■ Brief: Transcribe the entries that follow, every word as written, and drop the pictures.
:: Exercise material
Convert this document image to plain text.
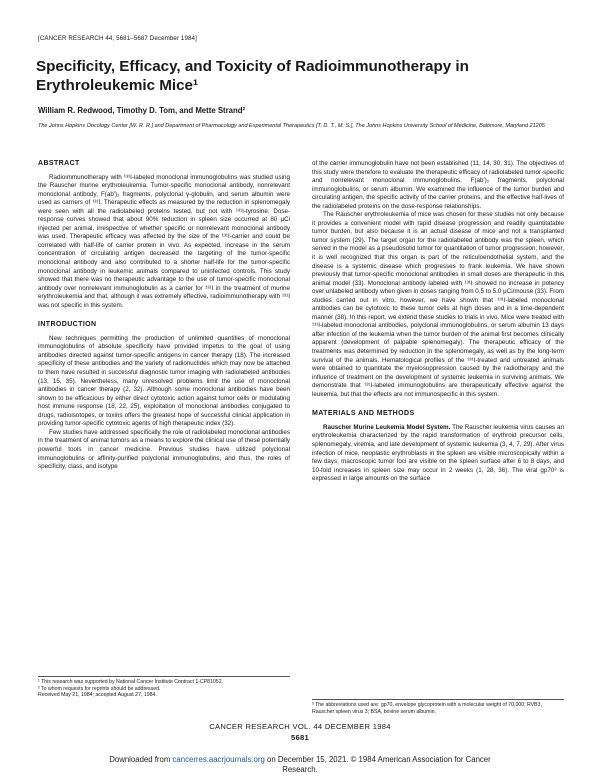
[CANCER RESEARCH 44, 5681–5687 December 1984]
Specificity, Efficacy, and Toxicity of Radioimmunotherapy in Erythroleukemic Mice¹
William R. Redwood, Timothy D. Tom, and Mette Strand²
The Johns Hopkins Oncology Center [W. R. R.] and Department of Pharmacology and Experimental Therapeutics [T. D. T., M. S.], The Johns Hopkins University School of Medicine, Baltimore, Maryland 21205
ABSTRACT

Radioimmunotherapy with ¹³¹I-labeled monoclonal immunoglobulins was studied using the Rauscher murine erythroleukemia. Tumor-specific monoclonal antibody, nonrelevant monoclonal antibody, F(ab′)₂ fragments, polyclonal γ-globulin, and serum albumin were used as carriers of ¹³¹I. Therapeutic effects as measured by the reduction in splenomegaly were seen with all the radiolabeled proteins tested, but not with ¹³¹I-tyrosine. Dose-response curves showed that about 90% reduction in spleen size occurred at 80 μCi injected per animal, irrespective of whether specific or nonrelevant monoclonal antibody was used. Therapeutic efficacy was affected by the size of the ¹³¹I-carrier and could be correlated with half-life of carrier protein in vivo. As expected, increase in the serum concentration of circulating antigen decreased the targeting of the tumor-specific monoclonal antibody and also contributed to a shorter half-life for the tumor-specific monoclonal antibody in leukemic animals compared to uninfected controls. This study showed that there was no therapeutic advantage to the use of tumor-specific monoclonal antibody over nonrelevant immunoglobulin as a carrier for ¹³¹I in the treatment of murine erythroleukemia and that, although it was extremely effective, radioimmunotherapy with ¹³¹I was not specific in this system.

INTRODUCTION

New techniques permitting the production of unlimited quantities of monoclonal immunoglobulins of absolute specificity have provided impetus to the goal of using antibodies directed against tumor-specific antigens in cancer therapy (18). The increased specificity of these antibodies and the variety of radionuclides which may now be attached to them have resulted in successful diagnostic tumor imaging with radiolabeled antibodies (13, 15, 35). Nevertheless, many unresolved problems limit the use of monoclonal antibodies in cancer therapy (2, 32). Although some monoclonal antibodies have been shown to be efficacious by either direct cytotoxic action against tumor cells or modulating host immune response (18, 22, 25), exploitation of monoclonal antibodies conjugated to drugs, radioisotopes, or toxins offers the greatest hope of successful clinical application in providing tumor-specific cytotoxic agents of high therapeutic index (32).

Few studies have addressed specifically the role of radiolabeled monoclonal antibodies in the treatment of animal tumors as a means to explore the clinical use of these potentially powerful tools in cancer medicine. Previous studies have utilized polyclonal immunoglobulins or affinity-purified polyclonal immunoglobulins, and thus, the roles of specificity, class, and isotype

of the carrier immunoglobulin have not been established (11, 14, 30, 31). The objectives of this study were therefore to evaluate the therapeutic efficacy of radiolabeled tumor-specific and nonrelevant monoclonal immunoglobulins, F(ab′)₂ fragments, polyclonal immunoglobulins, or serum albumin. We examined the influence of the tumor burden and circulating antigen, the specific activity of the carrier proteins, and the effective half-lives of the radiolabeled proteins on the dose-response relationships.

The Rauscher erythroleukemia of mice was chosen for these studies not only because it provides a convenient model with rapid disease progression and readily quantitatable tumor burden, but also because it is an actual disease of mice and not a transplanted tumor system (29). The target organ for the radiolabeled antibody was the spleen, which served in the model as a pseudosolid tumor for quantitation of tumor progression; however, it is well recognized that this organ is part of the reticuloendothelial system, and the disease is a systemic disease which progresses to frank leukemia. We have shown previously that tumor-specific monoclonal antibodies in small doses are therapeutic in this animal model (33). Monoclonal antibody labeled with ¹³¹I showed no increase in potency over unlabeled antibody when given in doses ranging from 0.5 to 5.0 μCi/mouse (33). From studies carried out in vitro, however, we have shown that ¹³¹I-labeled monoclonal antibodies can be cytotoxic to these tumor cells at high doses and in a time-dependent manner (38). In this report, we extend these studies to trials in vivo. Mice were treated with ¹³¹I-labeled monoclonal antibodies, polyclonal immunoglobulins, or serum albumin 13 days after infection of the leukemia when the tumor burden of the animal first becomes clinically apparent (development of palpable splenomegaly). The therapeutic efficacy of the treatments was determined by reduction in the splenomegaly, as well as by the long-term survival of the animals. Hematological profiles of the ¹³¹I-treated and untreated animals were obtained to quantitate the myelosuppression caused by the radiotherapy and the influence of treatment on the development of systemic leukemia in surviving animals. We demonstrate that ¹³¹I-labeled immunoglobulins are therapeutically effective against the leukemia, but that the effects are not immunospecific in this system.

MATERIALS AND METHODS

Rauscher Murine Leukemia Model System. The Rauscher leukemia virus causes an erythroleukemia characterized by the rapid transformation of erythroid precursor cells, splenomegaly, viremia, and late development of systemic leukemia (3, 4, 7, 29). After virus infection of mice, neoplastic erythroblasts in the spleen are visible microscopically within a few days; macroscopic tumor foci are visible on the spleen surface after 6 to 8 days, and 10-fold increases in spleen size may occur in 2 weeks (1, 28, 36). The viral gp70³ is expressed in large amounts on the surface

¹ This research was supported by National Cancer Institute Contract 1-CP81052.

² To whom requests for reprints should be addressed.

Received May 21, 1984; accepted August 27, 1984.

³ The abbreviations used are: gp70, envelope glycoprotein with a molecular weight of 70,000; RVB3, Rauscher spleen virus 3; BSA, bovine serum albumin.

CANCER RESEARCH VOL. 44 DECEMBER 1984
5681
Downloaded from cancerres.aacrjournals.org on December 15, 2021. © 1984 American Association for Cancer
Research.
::::
■ Answer to this problem:
Convert this document image to plain text.
[CANCER RESEARCH 44, 5681–5687 December 1984]
Specificity, Efficacy, and Toxicity of Radioimmunotherapy in Erythroleukemic Mice¹
William R. Redwood, Timothy D. Tom, and Mette Strand²
The Johns Hopkins Oncology Center [W. R. R.] and Department of Pharmacology and Experimental Therapeutics [T. D. T., M. S.], The Johns Hopkins University School of Medicine, Baltimore, Maryland 21205
ABSTRACT

Radioimmunotherapy with ¹³¹I-labeled monoclonal immunoglobulins was studied using the Rauscher murine erythroleukemia. Tumor-specific monoclonal antibody, nonrelevant monoclonal antibody, F(ab′)₂ fragments, polyclonal γ-globulin, and serum albumin were used as carriers of ¹³¹I. Therapeutic effects as measured by the reduction in splenomegaly were seen with all the radiolabeled proteins tested, but not with ¹³¹I-tyrosine. Dose-response curves showed that about 90% reduction in spleen size occurred at 80 μCi injected per animal, irrespective of whether specific or nonrelevant monoclonal antibody was used. Therapeutic efficacy was affected by the size of the ¹³¹I-carrier and could be correlated with half-life of carrier protein in vivo. As expected, increase in the serum concentration of circulating antigen decreased the targeting of the tumor-specific monoclonal antibody and also contributed to a shorter half-life for the tumor-specific monoclonal antibody in leukemic animals compared to uninfected controls. This study showed that there was no therapeutic advantage to the use of tumor-specific monoclonal antibody over nonrelevant immunoglobulin as a carrier for ¹³¹I in the treatment of murine erythroleukemia and that, although it was extremely effective, radioimmunotherapy with ¹³¹I was not specific in this system.

INTRODUCTION

New techniques permitting the production of unlimited quantities of monoclonal immunoglobulins of absolute specificity have provided impetus to the goal of using antibodies directed against tumor-specific antigens in cancer therapy (18). The increased specificity of these antibodies and the variety of radionuclides which may now be attached to them have resulted in successful diagnostic tumor imaging with radiolabeled antibodies (13, 15, 35). Nevertheless, many unresolved problems limit the use of monoclonal antibodies in cancer therapy (2, 32). Although some monoclonal antibodies have been shown to be efficacious by either direct cytotoxic action against tumor cells or modulating host immune response (18, 22, 25), exploitation of monoclonal antibodies conjugated to drugs, radioisotopes, or toxins offers the greatest hope of successful clinical application in providing tumor-specific cytotoxic agents of high therapeutic index (32).

Few studies have addressed specifically the role of radiolabeled monoclonal antibodies in the treatment of animal tumors as a means to explore the clinical use of these potentially powerful tools in cancer medicine. Previous studies have utilized polyclonal immunoglobulins or affinity-purified polyclonal immunoglobulins, and thus, the roles of specificity, class, and isotype

of the carrier immunoglobulin have not been established (11, 14, 30, 31). The objectives of this study were therefore to evaluate the therapeutic efficacy of radiolabeled tumor-specific and nonrelevant monoclonal immunoglobulins, F(ab′)₂ fragments, polyclonal immunoglobulins, or serum albumin. We examined the influence of the tumor burden and circulating antigen, the specific activity of the carrier proteins, and the effective half-lives of the radiolabeled proteins on the dose-response relationships.

The Rauscher erythroleukemia of mice was chosen for these studies not only because it provides a convenient model with rapid disease progression and readily quantitatable tumor burden, but also because it is an actual disease of mice and not a transplanted tumor system (29). The target organ for the radiolabeled antibody was the spleen, which served in the model as a pseudosolid tumor for quantitation of tumor progression; however, it is well recognized that this organ is part of the reticuloendothelial system, and the disease is a systemic disease which progresses to frank leukemia. We have shown previously that tumor-specific monoclonal antibodies in small doses are therapeutic in this animal model (33). Monoclonal antibody labeled with ¹³¹I showed no increase in potency over unlabeled antibody when given in doses ranging from 0.5 to 5.0 μCi/mouse (33). From studies carried out in vitro, however, we have shown that ¹³¹I-labeled monoclonal antibodies can be cytotoxic to these tumor cells at high doses and in a time-dependent manner (38). In this report, we extend these studies to trials in vivo. Mice were treated with ¹³¹I-labeled monoclonal antibodies, polyclonal immunoglobulins, or serum albumin 13 days after infection of the leukemia when the tumor burden of the animal first becomes clinically apparent (development of palpable splenomegaly). The therapeutic efficacy of the treatments was determined by reduction in the splenomegaly, as well as by the long-term survival of the animals. Hematological profiles of the ¹³¹I-treated and untreated animals were obtained to quantitate the myelosuppression caused by the radiotherapy and the influence of treatment on the development of systemic leukemia in surviving animals. We demonstrate that ¹³¹I-labeled immunoglobulins are therapeutically effective against the leukemia, but that the effects are not immunospecific in this system.

MATERIALS AND METHODS

Rauscher Murine Leukemia Model System. The Rauscher leukemia virus causes an erythroleukemia characterized by the rapid transformation of erythroid precursor cells, splenomegaly, viremia, and late development of systemic leukemia (3, 4, 7, 29). After virus infection of mice, neoplastic erythroblasts in the spleen are visible microscopically within a few days; macroscopic tumor foci are visible on the spleen surface after 6 to 8 days, and 10-fold increases in spleen size may occur in 2 weeks (1, 28, 36). The viral gp70³ is expressed in large amounts on the surface

¹ This research was supported by National Cancer Institute Contract 1-CP81052.

² To whom requests for reprints should be addressed.

Received May 21, 1984; accepted August 27, 1984.

³ The abbreviations used are: gp70, envelope glycoprotein with a molecular weight of 70,000; RVB3, Rauscher spleen virus 3; BSA, bovine serum albumin.

CANCER RESEARCH VOL. 44 DECEMBER 1984
5681
Downloaded from cancerres.aacrjournals.org on December 15, 2021. © 1984 American Association for Cancer
Research.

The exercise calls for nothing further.